AIM OF THE TASK: Gather all lines in the data that hold the string "JSON".

[Data items]
-=-=-
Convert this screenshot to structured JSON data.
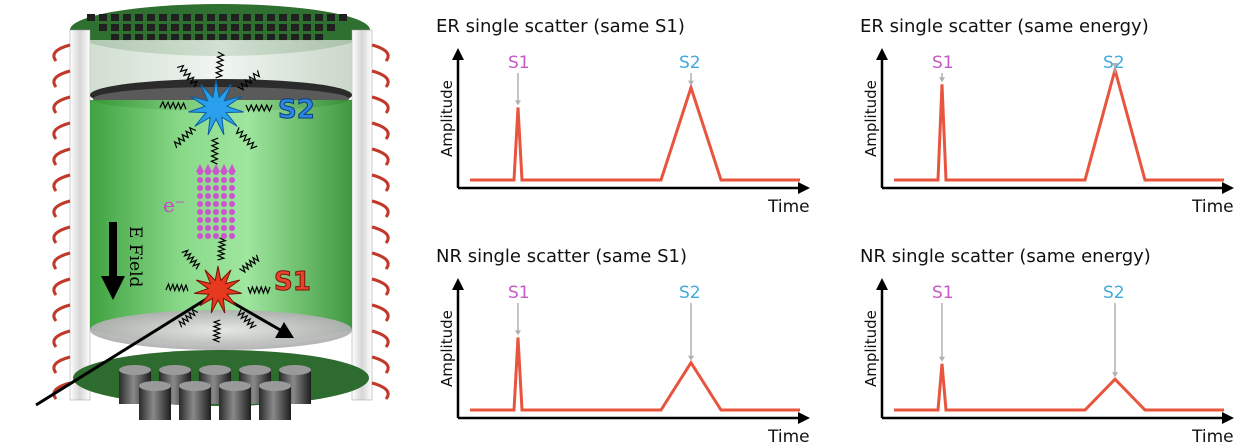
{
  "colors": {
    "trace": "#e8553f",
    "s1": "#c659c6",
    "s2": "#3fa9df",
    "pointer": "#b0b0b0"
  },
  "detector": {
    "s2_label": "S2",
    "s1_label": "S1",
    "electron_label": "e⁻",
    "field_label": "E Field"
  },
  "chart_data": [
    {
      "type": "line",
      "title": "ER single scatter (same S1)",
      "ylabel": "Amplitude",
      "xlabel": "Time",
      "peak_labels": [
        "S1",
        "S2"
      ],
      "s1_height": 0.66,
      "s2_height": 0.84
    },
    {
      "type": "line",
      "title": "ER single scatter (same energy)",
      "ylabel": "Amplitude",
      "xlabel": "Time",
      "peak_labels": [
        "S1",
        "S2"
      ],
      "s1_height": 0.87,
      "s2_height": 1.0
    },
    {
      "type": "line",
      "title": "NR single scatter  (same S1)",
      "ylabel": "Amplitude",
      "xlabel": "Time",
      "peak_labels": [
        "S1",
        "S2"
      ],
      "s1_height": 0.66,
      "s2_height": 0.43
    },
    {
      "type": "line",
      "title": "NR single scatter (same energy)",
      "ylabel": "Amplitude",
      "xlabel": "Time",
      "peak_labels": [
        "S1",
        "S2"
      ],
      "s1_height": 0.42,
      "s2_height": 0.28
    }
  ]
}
-=-=-
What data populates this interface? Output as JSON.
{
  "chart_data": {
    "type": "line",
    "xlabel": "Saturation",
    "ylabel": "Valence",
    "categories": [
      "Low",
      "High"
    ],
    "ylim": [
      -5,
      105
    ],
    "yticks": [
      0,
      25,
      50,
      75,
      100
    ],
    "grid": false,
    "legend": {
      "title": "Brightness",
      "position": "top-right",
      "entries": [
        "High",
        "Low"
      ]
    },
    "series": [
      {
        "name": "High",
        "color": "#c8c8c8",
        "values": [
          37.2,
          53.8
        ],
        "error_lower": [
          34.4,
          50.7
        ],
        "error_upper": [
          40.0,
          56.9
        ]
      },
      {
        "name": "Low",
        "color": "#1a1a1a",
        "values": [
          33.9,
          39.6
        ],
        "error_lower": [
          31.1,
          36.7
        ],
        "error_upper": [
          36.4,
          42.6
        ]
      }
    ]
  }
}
-=-=-
TASK ANSWER:
Convert this screenshot to structured JSON data.
What data populates this interface? Output as JSON.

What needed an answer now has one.